■ **Task item**
Look through the records below and state how many lines carry the string "Avast", adding nothing.

(Page segmentation data)
────
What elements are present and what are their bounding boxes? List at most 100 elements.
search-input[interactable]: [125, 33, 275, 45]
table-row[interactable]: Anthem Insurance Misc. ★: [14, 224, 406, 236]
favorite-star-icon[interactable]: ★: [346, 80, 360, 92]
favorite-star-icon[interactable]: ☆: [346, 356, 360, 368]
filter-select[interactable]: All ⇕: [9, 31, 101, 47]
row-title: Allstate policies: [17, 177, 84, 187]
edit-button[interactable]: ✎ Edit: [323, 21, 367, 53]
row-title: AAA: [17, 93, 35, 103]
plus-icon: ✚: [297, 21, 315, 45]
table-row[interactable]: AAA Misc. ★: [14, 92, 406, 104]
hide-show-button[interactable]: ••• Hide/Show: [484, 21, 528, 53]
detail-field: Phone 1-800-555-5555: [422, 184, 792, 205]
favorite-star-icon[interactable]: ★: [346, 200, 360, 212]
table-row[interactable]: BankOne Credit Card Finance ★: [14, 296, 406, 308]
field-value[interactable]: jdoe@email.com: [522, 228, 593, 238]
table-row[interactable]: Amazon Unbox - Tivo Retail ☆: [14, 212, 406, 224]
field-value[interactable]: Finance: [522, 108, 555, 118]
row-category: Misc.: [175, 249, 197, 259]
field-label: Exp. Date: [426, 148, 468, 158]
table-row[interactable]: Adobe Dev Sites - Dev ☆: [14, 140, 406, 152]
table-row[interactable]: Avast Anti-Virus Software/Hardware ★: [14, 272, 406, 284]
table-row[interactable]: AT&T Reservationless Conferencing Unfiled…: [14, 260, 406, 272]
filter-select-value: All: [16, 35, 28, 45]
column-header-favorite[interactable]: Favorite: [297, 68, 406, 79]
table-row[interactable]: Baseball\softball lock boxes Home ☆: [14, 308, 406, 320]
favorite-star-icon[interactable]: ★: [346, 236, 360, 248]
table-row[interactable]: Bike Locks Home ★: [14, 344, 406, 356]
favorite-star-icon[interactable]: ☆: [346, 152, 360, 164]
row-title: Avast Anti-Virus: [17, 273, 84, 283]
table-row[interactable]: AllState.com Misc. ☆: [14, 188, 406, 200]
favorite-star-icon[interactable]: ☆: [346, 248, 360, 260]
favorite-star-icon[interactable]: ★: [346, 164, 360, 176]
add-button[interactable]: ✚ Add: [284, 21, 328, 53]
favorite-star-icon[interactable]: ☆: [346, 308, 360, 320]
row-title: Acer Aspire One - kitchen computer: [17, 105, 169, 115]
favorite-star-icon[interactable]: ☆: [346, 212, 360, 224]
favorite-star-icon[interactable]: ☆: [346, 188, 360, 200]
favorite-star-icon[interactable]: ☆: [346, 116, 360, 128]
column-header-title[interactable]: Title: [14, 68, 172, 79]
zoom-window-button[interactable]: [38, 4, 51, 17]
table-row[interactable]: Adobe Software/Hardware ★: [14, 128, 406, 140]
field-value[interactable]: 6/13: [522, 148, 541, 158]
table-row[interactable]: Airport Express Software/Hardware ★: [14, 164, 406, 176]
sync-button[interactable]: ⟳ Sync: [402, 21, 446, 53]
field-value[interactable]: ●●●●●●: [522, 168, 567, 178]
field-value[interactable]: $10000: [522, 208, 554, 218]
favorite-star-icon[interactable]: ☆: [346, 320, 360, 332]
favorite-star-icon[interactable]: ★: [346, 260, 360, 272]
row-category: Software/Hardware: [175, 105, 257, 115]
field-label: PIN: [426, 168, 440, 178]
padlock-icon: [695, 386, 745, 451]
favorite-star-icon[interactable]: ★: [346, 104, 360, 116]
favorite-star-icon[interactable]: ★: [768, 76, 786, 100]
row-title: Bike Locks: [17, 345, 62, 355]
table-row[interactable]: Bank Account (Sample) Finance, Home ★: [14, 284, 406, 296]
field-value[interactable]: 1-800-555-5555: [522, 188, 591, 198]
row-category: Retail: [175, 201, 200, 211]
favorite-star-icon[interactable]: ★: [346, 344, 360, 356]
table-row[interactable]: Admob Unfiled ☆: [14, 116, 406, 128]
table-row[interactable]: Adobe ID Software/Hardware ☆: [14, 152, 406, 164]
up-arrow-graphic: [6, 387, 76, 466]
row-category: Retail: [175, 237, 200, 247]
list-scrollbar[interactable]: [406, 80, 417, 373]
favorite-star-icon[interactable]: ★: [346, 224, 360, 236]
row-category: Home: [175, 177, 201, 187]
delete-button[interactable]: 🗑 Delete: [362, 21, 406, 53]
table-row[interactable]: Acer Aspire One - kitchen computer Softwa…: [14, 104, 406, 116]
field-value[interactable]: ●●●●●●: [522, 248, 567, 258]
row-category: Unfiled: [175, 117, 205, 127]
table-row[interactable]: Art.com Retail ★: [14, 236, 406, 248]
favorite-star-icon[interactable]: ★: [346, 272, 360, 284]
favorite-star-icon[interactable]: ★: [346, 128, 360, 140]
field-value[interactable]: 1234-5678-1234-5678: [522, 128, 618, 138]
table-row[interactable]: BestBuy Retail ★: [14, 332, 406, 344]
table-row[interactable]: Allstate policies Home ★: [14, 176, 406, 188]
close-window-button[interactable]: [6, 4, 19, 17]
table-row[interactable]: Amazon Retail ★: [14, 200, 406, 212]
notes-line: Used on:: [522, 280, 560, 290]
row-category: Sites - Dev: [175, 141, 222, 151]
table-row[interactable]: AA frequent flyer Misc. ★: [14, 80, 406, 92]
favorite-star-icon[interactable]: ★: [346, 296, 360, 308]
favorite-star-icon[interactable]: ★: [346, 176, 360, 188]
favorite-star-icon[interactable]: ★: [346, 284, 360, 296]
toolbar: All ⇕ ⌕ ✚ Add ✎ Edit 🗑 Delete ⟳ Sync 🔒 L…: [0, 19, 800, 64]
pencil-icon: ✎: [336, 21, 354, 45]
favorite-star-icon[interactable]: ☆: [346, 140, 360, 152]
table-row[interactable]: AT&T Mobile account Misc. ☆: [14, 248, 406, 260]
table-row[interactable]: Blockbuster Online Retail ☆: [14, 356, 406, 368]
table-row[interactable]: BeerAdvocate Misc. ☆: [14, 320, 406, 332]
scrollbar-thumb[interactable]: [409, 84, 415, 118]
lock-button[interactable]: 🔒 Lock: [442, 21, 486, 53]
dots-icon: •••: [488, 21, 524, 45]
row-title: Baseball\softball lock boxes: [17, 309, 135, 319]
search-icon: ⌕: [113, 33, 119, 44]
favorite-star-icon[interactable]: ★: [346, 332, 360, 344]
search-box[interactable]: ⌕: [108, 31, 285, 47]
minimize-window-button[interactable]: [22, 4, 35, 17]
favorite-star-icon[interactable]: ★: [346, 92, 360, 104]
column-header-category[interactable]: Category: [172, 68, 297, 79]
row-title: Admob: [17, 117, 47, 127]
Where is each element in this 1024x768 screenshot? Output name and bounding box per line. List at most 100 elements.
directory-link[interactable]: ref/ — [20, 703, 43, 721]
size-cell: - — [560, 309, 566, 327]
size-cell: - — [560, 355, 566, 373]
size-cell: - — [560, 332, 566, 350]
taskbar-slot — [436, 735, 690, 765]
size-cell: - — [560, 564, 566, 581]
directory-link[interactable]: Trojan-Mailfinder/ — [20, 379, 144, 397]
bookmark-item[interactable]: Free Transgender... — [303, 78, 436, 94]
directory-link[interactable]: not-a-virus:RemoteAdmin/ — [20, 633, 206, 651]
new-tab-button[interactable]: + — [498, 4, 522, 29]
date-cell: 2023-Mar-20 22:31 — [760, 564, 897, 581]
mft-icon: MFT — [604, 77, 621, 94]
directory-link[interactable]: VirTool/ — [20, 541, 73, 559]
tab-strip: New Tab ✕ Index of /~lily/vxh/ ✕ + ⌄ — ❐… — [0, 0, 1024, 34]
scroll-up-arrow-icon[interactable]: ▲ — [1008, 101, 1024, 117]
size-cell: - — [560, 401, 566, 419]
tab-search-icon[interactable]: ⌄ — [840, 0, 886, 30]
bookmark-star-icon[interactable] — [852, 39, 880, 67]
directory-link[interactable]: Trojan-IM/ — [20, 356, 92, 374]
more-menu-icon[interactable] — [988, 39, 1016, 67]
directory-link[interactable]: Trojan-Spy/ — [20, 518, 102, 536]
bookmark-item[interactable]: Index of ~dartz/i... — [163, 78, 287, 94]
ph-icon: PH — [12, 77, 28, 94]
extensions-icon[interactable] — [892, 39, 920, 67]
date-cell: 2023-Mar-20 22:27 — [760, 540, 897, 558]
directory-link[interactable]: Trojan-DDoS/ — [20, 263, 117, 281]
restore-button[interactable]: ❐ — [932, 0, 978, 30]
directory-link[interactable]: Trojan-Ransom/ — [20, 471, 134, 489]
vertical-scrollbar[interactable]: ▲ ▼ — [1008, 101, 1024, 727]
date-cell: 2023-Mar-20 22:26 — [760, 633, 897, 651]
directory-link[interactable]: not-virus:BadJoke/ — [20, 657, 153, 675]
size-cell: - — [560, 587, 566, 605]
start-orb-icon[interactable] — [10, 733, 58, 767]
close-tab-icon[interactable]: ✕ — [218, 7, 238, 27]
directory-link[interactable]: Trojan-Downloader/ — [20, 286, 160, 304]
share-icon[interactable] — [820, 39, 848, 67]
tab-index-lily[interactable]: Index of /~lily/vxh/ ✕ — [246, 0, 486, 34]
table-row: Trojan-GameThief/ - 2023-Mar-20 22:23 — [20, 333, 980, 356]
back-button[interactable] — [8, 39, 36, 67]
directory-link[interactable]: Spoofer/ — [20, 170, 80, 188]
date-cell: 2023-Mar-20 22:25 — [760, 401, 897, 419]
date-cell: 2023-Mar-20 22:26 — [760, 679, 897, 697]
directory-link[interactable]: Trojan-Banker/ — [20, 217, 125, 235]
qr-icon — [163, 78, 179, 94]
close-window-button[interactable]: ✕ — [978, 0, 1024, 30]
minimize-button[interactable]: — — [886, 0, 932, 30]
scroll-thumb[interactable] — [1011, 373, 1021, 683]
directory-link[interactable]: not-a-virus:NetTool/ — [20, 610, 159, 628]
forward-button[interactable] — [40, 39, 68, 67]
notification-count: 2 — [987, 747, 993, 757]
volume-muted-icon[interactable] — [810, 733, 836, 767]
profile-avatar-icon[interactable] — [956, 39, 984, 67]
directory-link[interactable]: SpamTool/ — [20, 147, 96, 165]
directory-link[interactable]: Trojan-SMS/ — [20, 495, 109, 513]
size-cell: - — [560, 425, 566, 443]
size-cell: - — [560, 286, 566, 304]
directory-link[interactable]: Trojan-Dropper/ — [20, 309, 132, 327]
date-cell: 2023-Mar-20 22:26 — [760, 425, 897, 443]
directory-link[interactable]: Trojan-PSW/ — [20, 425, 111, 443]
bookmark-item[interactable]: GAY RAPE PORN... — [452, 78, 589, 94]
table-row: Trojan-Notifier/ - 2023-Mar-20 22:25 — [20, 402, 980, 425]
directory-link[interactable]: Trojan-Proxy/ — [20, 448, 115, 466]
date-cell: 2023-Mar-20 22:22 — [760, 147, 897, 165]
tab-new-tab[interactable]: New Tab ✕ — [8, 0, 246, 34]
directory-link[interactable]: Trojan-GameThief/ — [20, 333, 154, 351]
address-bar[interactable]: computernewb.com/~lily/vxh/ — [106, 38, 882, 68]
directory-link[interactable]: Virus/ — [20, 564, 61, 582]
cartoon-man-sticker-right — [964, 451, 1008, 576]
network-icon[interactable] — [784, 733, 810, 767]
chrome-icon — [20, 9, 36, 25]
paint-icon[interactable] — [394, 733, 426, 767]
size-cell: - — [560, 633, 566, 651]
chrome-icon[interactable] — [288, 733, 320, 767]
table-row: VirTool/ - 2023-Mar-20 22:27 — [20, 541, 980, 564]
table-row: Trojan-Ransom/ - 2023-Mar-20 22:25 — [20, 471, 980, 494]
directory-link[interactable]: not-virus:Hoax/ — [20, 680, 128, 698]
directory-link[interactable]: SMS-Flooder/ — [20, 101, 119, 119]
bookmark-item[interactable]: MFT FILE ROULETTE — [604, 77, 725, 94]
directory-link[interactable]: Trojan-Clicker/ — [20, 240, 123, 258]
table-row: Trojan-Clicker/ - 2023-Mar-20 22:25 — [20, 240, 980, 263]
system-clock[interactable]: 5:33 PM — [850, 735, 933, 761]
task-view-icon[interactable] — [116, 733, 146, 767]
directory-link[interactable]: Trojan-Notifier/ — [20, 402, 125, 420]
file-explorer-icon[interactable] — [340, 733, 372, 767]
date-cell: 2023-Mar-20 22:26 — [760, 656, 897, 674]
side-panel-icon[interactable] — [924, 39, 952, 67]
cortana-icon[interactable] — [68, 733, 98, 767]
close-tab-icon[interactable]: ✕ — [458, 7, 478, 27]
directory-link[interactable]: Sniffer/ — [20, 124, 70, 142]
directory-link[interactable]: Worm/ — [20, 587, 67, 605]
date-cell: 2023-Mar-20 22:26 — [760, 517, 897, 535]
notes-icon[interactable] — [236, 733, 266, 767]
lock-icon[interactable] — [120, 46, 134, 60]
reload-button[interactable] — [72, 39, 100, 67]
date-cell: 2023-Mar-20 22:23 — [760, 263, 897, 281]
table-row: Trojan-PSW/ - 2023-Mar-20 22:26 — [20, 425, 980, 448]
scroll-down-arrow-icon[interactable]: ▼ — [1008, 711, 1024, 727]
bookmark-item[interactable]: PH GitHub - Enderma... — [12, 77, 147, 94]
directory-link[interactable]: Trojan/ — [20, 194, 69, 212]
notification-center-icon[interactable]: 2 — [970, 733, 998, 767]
────
■ **Result**
2